* _REQUIRED WORK_:
Within the records that follow, find every line containing the string "PAGINA". Copy those lines.

[Image records of document pages]
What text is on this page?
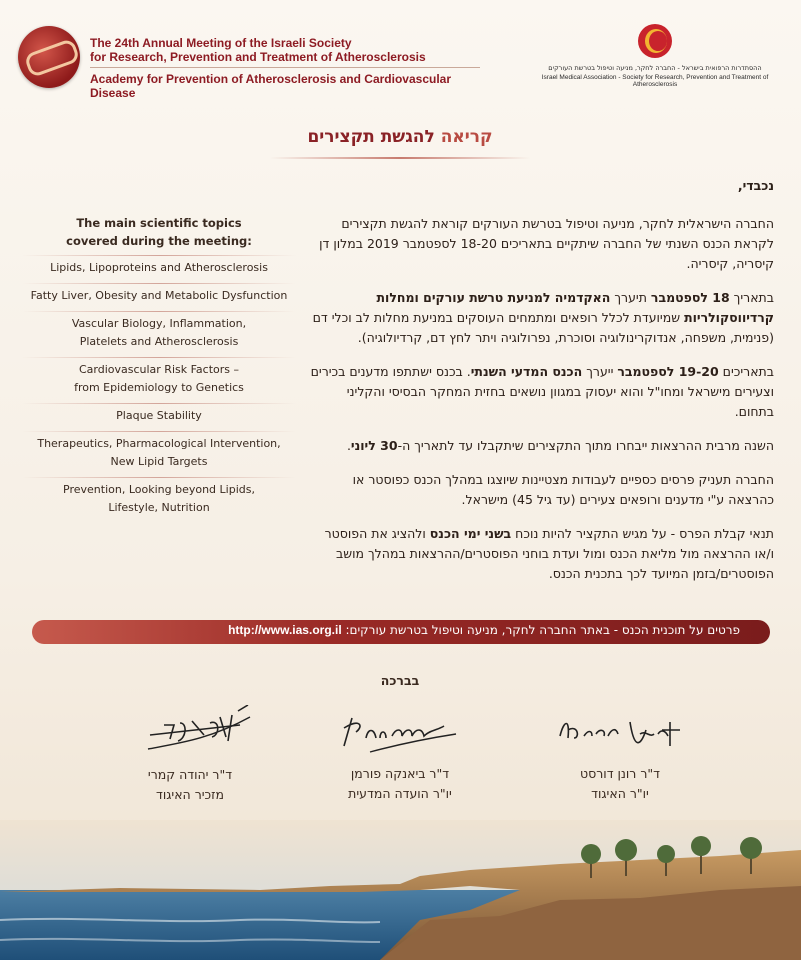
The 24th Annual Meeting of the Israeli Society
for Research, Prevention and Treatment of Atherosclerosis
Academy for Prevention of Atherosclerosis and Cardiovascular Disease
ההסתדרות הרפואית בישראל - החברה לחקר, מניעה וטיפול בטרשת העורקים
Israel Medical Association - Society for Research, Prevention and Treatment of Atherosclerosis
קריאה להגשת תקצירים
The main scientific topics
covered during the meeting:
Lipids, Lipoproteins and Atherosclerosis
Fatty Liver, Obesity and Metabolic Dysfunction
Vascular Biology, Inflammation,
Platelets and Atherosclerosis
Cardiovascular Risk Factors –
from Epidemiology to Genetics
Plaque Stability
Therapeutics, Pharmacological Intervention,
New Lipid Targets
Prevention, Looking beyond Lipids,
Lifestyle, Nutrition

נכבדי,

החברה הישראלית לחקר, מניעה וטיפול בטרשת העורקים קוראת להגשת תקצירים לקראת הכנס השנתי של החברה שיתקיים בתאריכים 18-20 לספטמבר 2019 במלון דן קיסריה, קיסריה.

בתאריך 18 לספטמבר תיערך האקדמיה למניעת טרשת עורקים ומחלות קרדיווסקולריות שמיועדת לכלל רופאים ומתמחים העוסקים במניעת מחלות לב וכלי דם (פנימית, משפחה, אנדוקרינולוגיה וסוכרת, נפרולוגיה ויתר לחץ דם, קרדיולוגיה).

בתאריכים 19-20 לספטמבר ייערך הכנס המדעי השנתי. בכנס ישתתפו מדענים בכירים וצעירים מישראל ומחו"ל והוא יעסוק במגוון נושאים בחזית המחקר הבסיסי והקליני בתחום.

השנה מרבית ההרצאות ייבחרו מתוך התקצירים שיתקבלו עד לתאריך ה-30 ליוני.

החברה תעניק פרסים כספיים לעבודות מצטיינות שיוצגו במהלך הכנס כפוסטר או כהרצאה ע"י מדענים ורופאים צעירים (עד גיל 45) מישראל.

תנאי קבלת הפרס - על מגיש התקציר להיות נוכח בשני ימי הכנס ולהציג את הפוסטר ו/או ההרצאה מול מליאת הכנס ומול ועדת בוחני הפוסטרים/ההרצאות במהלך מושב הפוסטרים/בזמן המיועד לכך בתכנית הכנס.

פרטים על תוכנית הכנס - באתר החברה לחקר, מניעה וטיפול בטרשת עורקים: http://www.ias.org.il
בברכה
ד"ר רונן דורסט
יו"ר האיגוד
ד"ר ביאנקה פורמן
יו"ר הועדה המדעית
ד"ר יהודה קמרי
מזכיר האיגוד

--

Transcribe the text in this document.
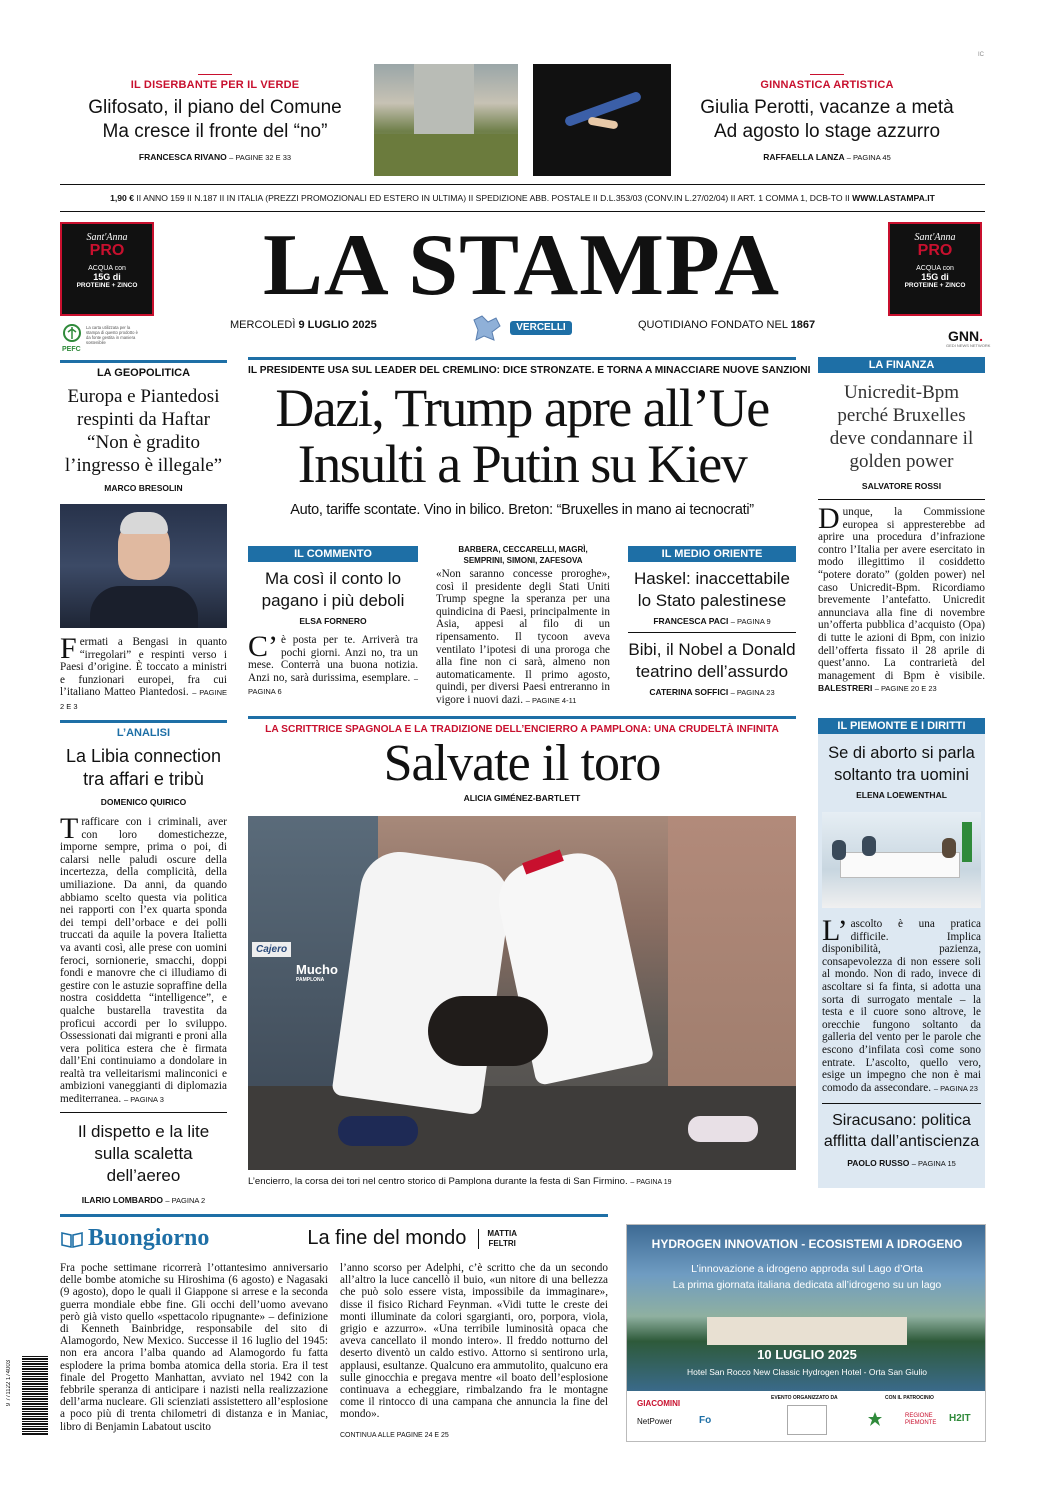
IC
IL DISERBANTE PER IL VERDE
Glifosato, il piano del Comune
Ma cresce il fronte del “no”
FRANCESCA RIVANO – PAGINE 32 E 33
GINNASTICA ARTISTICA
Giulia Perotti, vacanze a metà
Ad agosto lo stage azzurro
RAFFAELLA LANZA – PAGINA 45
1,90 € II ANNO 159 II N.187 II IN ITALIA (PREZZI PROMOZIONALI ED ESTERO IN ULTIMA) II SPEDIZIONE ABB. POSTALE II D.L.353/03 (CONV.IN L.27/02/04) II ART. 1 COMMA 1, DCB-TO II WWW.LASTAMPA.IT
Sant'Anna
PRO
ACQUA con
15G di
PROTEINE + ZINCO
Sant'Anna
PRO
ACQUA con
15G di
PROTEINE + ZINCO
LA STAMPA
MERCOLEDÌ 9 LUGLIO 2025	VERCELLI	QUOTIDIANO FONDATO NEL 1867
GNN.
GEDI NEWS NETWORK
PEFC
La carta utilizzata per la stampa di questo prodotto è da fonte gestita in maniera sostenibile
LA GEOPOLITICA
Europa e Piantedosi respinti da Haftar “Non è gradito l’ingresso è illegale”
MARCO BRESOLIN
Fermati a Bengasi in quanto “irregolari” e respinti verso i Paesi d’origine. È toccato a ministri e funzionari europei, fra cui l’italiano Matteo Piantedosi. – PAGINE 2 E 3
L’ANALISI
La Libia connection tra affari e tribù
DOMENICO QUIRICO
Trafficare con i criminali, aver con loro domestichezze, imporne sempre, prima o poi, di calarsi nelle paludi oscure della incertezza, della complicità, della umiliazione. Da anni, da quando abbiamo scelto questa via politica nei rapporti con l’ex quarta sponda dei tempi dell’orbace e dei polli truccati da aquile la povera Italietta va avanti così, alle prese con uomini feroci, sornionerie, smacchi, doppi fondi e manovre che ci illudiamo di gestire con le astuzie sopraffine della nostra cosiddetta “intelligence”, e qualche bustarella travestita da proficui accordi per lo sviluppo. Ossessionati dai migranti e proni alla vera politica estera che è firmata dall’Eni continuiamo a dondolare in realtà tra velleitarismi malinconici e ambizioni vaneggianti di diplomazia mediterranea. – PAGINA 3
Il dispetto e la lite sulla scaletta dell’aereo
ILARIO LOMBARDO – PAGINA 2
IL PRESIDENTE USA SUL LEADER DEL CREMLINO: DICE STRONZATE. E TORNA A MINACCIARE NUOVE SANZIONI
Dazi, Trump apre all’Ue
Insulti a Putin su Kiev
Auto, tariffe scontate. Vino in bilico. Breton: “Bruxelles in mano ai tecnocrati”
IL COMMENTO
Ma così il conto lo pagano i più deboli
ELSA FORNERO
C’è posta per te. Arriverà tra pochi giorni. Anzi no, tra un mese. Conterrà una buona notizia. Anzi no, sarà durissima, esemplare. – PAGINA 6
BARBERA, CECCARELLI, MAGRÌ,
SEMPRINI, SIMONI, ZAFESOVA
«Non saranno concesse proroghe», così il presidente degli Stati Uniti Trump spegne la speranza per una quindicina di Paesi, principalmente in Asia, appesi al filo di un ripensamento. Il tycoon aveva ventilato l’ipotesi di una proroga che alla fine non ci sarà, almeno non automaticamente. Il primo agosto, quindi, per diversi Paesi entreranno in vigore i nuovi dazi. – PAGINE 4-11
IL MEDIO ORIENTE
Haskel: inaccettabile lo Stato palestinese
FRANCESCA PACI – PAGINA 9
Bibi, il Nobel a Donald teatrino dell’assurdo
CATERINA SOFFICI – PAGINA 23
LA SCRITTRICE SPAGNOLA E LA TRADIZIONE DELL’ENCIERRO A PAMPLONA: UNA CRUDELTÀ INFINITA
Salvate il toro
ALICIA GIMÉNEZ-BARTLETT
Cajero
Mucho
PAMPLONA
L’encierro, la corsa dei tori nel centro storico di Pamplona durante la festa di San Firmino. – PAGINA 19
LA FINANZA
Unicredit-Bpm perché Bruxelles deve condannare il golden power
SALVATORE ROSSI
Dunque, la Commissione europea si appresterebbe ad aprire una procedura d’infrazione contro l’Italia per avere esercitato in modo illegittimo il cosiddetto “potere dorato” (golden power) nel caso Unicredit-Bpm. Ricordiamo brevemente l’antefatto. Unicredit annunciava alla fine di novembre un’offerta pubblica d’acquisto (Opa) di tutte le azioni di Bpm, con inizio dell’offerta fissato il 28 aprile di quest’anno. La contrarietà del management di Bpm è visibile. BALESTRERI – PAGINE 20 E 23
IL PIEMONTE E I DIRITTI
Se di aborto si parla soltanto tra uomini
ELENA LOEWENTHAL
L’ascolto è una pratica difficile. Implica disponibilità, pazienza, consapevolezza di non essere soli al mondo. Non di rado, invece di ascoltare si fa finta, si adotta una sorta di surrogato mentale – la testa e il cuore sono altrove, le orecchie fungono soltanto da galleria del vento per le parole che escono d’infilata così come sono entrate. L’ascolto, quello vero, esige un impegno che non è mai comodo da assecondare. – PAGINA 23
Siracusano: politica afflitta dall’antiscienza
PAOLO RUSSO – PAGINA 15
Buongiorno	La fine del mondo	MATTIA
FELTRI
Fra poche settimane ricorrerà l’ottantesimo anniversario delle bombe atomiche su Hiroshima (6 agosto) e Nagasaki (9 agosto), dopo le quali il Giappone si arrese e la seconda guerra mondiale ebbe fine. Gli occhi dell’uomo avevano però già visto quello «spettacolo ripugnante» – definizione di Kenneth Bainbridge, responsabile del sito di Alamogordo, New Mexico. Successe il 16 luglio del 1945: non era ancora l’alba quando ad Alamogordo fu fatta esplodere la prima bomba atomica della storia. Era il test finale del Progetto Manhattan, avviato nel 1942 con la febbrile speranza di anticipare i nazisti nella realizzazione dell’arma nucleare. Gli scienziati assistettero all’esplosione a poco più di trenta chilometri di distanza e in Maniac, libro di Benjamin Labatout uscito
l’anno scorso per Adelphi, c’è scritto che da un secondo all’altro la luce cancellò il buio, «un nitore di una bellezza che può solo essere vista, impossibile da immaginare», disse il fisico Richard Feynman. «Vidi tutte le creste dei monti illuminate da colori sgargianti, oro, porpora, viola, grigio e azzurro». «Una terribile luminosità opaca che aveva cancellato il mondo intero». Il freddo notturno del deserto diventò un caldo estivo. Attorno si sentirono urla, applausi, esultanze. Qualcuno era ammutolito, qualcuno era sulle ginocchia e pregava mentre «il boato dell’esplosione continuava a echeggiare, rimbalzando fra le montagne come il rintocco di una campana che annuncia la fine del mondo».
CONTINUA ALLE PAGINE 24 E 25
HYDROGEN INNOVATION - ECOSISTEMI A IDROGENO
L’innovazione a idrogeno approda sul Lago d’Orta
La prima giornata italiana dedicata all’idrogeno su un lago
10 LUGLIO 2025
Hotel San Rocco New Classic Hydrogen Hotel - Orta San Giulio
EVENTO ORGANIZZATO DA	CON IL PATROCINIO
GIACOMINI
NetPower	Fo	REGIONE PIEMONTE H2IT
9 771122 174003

* _RESPONSE_:
RAFFAELLA LANZA – PAGINA 45
Trafficare con i criminali, aver con loro domestichezze, imporne sempre, prima o poi, di calarsi nelle paludi oscure della incertezza, della complicità, della umiliazione. Da anni, da quando abbiamo scelto questa via politica nei rapporti con l’ex quarta sponda dei tempi dell’orbace e dei polli truccati da aquile la povera Italietta va avanti così, alle prese con uomini feroci, sornionerie, smacchi, doppi fondi e manovre che ci illudiamo di gestire con le astuzie sopraffine della nostra cosiddetta “intelligence”, e qualche bustarella travestita da proficui accordi per lo sviluppo. Ossessionati dai migranti e proni alla vera politica estera che è firmata dall’Eni continuiamo a dondolare in realtà tra velleitarismi malinconici e ambizioni vaneggianti di diplomazia mediterranea. – PAGINA 3
ILARIO LOMBARDO – PAGINA 2
C’è posta per te. Arriverà tra pochi giorni. Anzi no, tra un mese. Conterrà una buona notizia. Anzi no, sarà durissima, esemplare. – PAGINA 6
FRANCESCA PACI – PAGINA 9
CATERINA SOFFICI – PAGINA 23
L’encierro, la corsa dei tori nel centro storico di Pamplona durante la festa di San Firmino. – PAGINA 19
L’ascolto è una pratica difficile. Implica disponibilità, pazienza, consapevolezza di non essere soli al mondo. Non di rado, invece di ascoltare si fa finta, si adotta una sorta di surrogato mentale – la testa e il cuore sono altrove, le orecchie fungono soltanto da galleria del vento per le parole che escono d’infilata così come sono entrate. L’ascolto, quello vero, esige un impegno che non è mai comodo da assecondare. – PAGINA 23
PAOLO RUSSO – PAGINA 15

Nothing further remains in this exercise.